Задания.
1. С каким словом некоторые польские исследователи XIX века пытались связать название «гуцулы», согласно отрывку о происхождении этого этнонима?
2. Продолжите отрывок о происхождении этнонима «гуцулы», начав сразу после его последнего предложения.

Отрывок.
——————————

Происхождение и этимология слова “гуцулы” не выяснены, хотя по этому вопросу в науке высказано много различных гипотез. Сводный обзор их осуществлен в 1960‒1980-е годы Б.В. Кобылянским, В.В. Грабовецким и М.Л. Худаш (Кобылянський. С. 143‒151; Грабовецький. С. 39‒40; Худаш, 1984).

 

Некоторые польские исследователи XIX в. пытались связать название “гуцулы” со словом кочул (пастух, кочевник), основываясь на том, что ведущей отраслью хозяйства у гуцулов являлось пастушество. Такое обоснование выглядело малоубедительным (у гуцулов очень развито и ремесло), и эта гипотеза не была принята большинством ученых.

 

Согласно другой гипотезе, высказанной также в прошлом столетии, этноним “гуцулы” происходит от молдавского (волошского) слова гоц/гуц (грабитель, разбойник). В XVII‒XVIII вв. среди украинцев горцев было распространено антифеодальное освободительное движение народных мстителей, так называемых “опришков”, которые, борясь против иноземных завоевателей и собственных панов-угнетателей, часто нападали на вельмож и панов, проезжавших со своими свитами через Карпаты, грабили и убивали их. Это и послужило якобы поводом для иноземных феодалов прозвать свободолюбивых украинских горцев “гуцулами” (разбойниками, грабителями).

 

Позже эту точку зрения на происхождение этнонима “гуцулы” разделял, в частности, известный русский этнограф Д.К. Зеленин (Зеленин, 1958. С. 16). Указывая на необоснованность данной гипотезы, ряд авторов, в том числе Б.В. Кобылянский, акцентировали внимание на том, что опришки не враждовали с волохами и не нападали на них. Отношения между теми и другими были добрососедскими, и поэтому вряд ли у последних имелись основания смотреть на опришков как на разбойников и тем более давать негативное прозвище всему населению значительной территории.

 

Предпринимались попытки увязать происхождение термина “гуцулы” с названием того или иного племени. При этом одни исследователи (преимущественно польские) склонны были видеть его истоки в наименовании тюркского племени узов, другие ‒ в местном восточнославянском племени уличей, которое могло быть прямым предком карпатских украинцев. Если первая гипотеза выглядит абсолютно надуманной, то вторая представляется более обнадеживающей. В последние десятилетия она вновь оказалась в поле зрения ученых, в особенности Б.В. Кобылянского, который пытался аргументировать ее, прослеживая возможные преобразования слова “уличи” в “гуцулы”. Однако лингвист М.Л. Худаш считает эту аргументацию недостаточно убедительной.

——————————

Записи.

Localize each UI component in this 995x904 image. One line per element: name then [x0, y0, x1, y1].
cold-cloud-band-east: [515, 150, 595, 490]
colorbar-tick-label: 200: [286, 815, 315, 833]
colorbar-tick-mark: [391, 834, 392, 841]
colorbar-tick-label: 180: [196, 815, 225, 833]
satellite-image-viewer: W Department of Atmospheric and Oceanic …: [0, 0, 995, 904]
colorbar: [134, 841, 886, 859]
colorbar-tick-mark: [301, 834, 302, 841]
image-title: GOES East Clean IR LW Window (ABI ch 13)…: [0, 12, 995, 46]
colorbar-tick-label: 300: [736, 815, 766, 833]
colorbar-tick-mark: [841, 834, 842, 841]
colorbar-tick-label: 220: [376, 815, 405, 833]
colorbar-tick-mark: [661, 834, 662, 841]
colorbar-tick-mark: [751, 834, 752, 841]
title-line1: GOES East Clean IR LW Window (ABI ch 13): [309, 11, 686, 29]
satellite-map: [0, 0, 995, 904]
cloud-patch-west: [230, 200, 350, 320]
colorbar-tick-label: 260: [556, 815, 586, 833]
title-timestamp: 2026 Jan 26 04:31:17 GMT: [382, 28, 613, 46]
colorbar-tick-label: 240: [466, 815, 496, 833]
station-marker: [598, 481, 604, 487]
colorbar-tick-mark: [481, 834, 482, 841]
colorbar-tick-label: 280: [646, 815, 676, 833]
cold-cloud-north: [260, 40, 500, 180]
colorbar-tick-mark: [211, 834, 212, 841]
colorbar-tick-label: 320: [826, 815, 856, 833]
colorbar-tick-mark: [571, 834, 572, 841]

——————————

Ответы к заданиям.
1. Со словом «кочул» (пастух, кочевник).

2.
Еще одним направлением в поисках ответа на вопрос о происхождении данного этнонима была попытка связать его с определенными антропонимами. Польский исследователь С. Витвицкий выводил происхождение термина “гуцулы” от имени моравского князя Гецило (IX в.), что, конечно, слишком гипотетично. М.Л. Худаш в качестве исходного антропонима рассматривает уже утраченное древнеславянское личное собственное имя Гуцул, образованное от корневого имени Гуц с помощью праславянского суффикса -ул. Имя Гуц и производные от него довольно часто встречаются как в древней, так и в современной славянской антропонимии, особенно в Западной Украине (Худаш, 1984). Допускается мысль, что название “гуцулы” могло произойти от имени какого-то “родоначальника, представителя или владельца определенных населенных пунктов или местности на Гуцульщине” (Гуцульщина. С. 50‒51), который мог быть и не украинцем.

 

Таким образом, несмотря на существование множества гипотез, проблема этимологии этнонима “гуцулы” остается открытой для дальнейших исследований.

 

Гуцулы ‒ наиболее своеобразная этнографическая группа украинского народа. Традиционно-бытовая культура их еще в начале XX в. характеризовалась многими {47} особенностями. Так, только у гуцулов животноводство было ведущей отраслью хозяйства. Насыщенная экзотикой своеобразная форма горно-отгонного скотоводства (с преобладанием овцеводства) наложила отпечаток на весь уклад их жизни, на производственный быт, духовную культуру, обычаи, обряды.

 

Скотоводство обеспечивало гуцулов сырьем для одежды и обуви. Из овечьей шерсти изготовляли сукно, из овчины шили тулупы и меховые безрукавки (кептар), из шкур ‒ обувь.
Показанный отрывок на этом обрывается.